[Figure record extracts]

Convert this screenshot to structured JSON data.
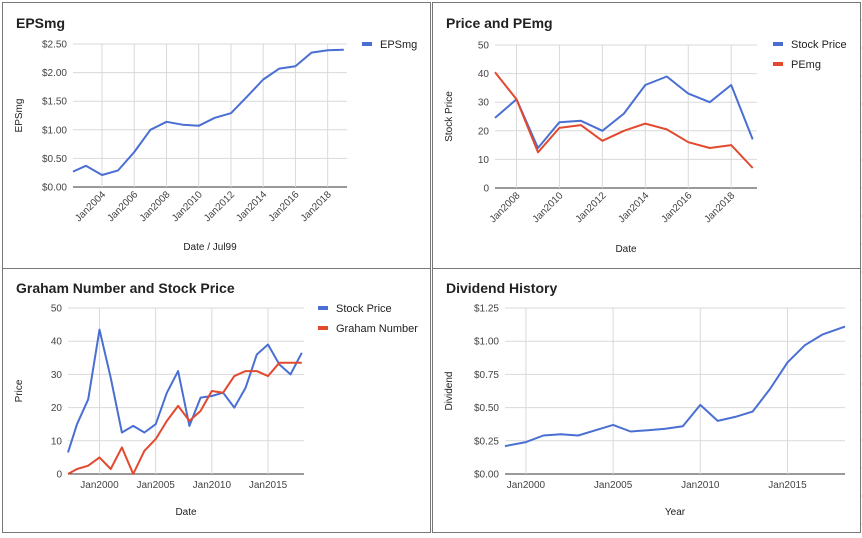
{
  "colors": {
    "blue": "#4a6fd3",
    "red": "#e2492f",
    "grid": "#d9d9d9",
    "border": "#777777"
  },
  "chart_data": [
    {
      "type": "line",
      "title": "EPSmg",
      "xlabel": "Date / Jul99",
      "ylabel": "EPSmg",
      "xlim": [
        2002.2,
        2019.2
      ],
      "ylim": [
        0,
        2.5
      ],
      "y_ticks": [
        {
          "v": 0,
          "label": "$0.00"
        },
        {
          "v": 0.5,
          "label": "$0.50"
        },
        {
          "v": 1,
          "label": "$1.00"
        },
        {
          "v": 1.5,
          "label": "$1.50"
        },
        {
          "v": 2,
          "label": "$2.00"
        },
        {
          "v": 2.5,
          "label": "$2.50"
        }
      ],
      "x_ticks": [
        {
          "v": 2004,
          "label": "Jan2004"
        },
        {
          "v": 2006,
          "label": "Jan2006"
        },
        {
          "v": 2008,
          "label": "Jan2008"
        },
        {
          "v": 2010,
          "label": "Jan2010"
        },
        {
          "v": 2012,
          "label": "Jan2012"
        },
        {
          "v": 2014,
          "label": "Jan2014"
        },
        {
          "v": 2016,
          "label": "Jan2016"
        },
        {
          "v": 2018,
          "label": "Jan2018"
        }
      ],
      "x_tick_rotate": true,
      "legend": "right",
      "series": [
        {
          "name": "EPSmg",
          "color": "#4a6fd3",
          "x": [
            2002.2,
            2003,
            2004,
            2005,
            2006,
            2007,
            2008,
            2009,
            2010,
            2011,
            2012,
            2013,
            2014,
            2015,
            2016,
            2017,
            2018,
            2019
          ],
          "y": [
            0.27,
            0.37,
            0.21,
            0.29,
            0.61,
            1.0,
            1.14,
            1.09,
            1.07,
            1.21,
            1.29,
            1.58,
            1.88,
            2.07,
            2.11,
            2.35,
            2.39,
            2.4
          ]
        }
      ]
    },
    {
      "type": "line",
      "title": "Price and PEmg",
      "xlabel": "Date",
      "ylabel": "Stock Price",
      "xlim": [
        2007,
        2019.2
      ],
      "ylim": [
        0,
        50
      ],
      "y_ticks": [
        {
          "v": 0,
          "label": "0"
        },
        {
          "v": 10,
          "label": "10"
        },
        {
          "v": 20,
          "label": "20"
        },
        {
          "v": 30,
          "label": "30"
        },
        {
          "v": 40,
          "label": "40"
        },
        {
          "v": 50,
          "label": "50"
        }
      ],
      "x_ticks": [
        {
          "v": 2008,
          "label": "Jan2008"
        },
        {
          "v": 2010,
          "label": "Jan2010"
        },
        {
          "v": 2012,
          "label": "Jan2012"
        },
        {
          "v": 2014,
          "label": "Jan2014"
        },
        {
          "v": 2016,
          "label": "Jan2016"
        },
        {
          "v": 2018,
          "label": "Jan2018"
        }
      ],
      "x_tick_rotate": true,
      "legend": "right",
      "series": [
        {
          "name": "Stock Price",
          "color": "#4a6fd3",
          "x": [
            2007,
            2008,
            2009,
            2010,
            2011,
            2012,
            2013,
            2014,
            2015,
            2016,
            2017,
            2018,
            2019
          ],
          "y": [
            24.5,
            31,
            14,
            23,
            23.5,
            20,
            26,
            36,
            39,
            33,
            30,
            36,
            17
          ]
        },
        {
          "name": "PEmg",
          "color": "#e2492f",
          "x": [
            2007,
            2008,
            2009,
            2010,
            2011,
            2012,
            2013,
            2014,
            2015,
            2016,
            2017,
            2018,
            2019
          ],
          "y": [
            40.5,
            31,
            12.5,
            21,
            22,
            16.5,
            20,
            22.5,
            20.5,
            16,
            14,
            15,
            7
          ]
        }
      ]
    },
    {
      "type": "line",
      "title": "Graham Number and Stock Price",
      "xlabel": "Date",
      "ylabel": "Price",
      "xlim": [
        1997.2,
        2018.2
      ],
      "ylim": [
        0,
        50
      ],
      "y_ticks": [
        {
          "v": 0,
          "label": "0"
        },
        {
          "v": 10,
          "label": "10"
        },
        {
          "v": 20,
          "label": "20"
        },
        {
          "v": 30,
          "label": "30"
        },
        {
          "v": 40,
          "label": "40"
        },
        {
          "v": 50,
          "label": "50"
        }
      ],
      "x_ticks": [
        {
          "v": 2000,
          "label": "Jan2000"
        },
        {
          "v": 2005,
          "label": "Jan2005"
        },
        {
          "v": 2010,
          "label": "Jan2010"
        },
        {
          "v": 2015,
          "label": "Jan2015"
        }
      ],
      "x_tick_rotate": false,
      "legend": "right",
      "series": [
        {
          "name": "Stock Price",
          "color": "#4a6fd3",
          "x": [
            1997.2,
            1998,
            1999,
            2000,
            2001,
            2002,
            2003,
            2004,
            2005,
            2006,
            2007,
            2008,
            2009,
            2010,
            2011,
            2012,
            2013,
            2014,
            2015,
            2016,
            2017,
            2018
          ],
          "y": [
            6.5,
            15,
            22.5,
            43.5,
            29,
            12.5,
            14.5,
            12.5,
            15,
            24.5,
            31,
            14.5,
            23,
            23.5,
            24.5,
            20,
            26,
            36,
            39,
            33,
            30,
            36.5
          ]
        },
        {
          "name": "Graham Number",
          "color": "#e2492f",
          "x": [
            1997.2,
            1998,
            1999,
            2000,
            2001,
            2002,
            2003,
            2004,
            2005,
            2006,
            2007,
            2008,
            2009,
            2010,
            2011,
            2012,
            2013,
            2014,
            2015,
            2016,
            2017,
            2018
          ],
          "y": [
            0,
            1.5,
            2.5,
            5,
            1.5,
            8,
            0,
            7,
            10.5,
            16,
            20.5,
            16,
            19,
            25,
            24.5,
            29.5,
            31,
            31,
            29.5,
            33.5,
            33.5,
            33.5
          ]
        }
      ]
    },
    {
      "type": "line",
      "title": "Dividend History",
      "xlabel": "Year",
      "ylabel": "Dividend",
      "xlim": [
        1998.8,
        2018.3
      ],
      "ylim": [
        0,
        1.25
      ],
      "y_ticks": [
        {
          "v": 0,
          "label": "$0.00"
        },
        {
          "v": 0.25,
          "label": "$0.25"
        },
        {
          "v": 0.5,
          "label": "$0.50"
        },
        {
          "v": 0.75,
          "label": "$0.75"
        },
        {
          "v": 1,
          "label": "$1.00"
        },
        {
          "v": 1.25,
          "label": "$1.25"
        }
      ],
      "x_ticks": [
        {
          "v": 2000,
          "label": "Jan2000"
        },
        {
          "v": 2005,
          "label": "Jan2005"
        },
        {
          "v": 2010,
          "label": "Jan2010"
        },
        {
          "v": 2015,
          "label": "Jan2015"
        }
      ],
      "x_tick_rotate": false,
      "legend": "none",
      "series": [
        {
          "name": "",
          "color": "#4a6fd3",
          "x": [
            1998.8,
            2000,
            2001,
            2002,
            2003,
            2004,
            2005,
            2006,
            2007,
            2008,
            2009,
            2010,
            2011,
            2012,
            2013,
            2014,
            2015,
            2016,
            2017,
            2018.3
          ],
          "y": [
            0.21,
            0.24,
            0.29,
            0.3,
            0.29,
            0.33,
            0.37,
            0.32,
            0.33,
            0.34,
            0.36,
            0.52,
            0.4,
            0.43,
            0.47,
            0.64,
            0.84,
            0.97,
            1.05,
            1.11
          ]
        }
      ]
    }
  ]
}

WHAT THIS TASK INVOLVES -> Write only the number of lines that include "Graham".

OUTPUT FOR THIS EXERCISE -> 2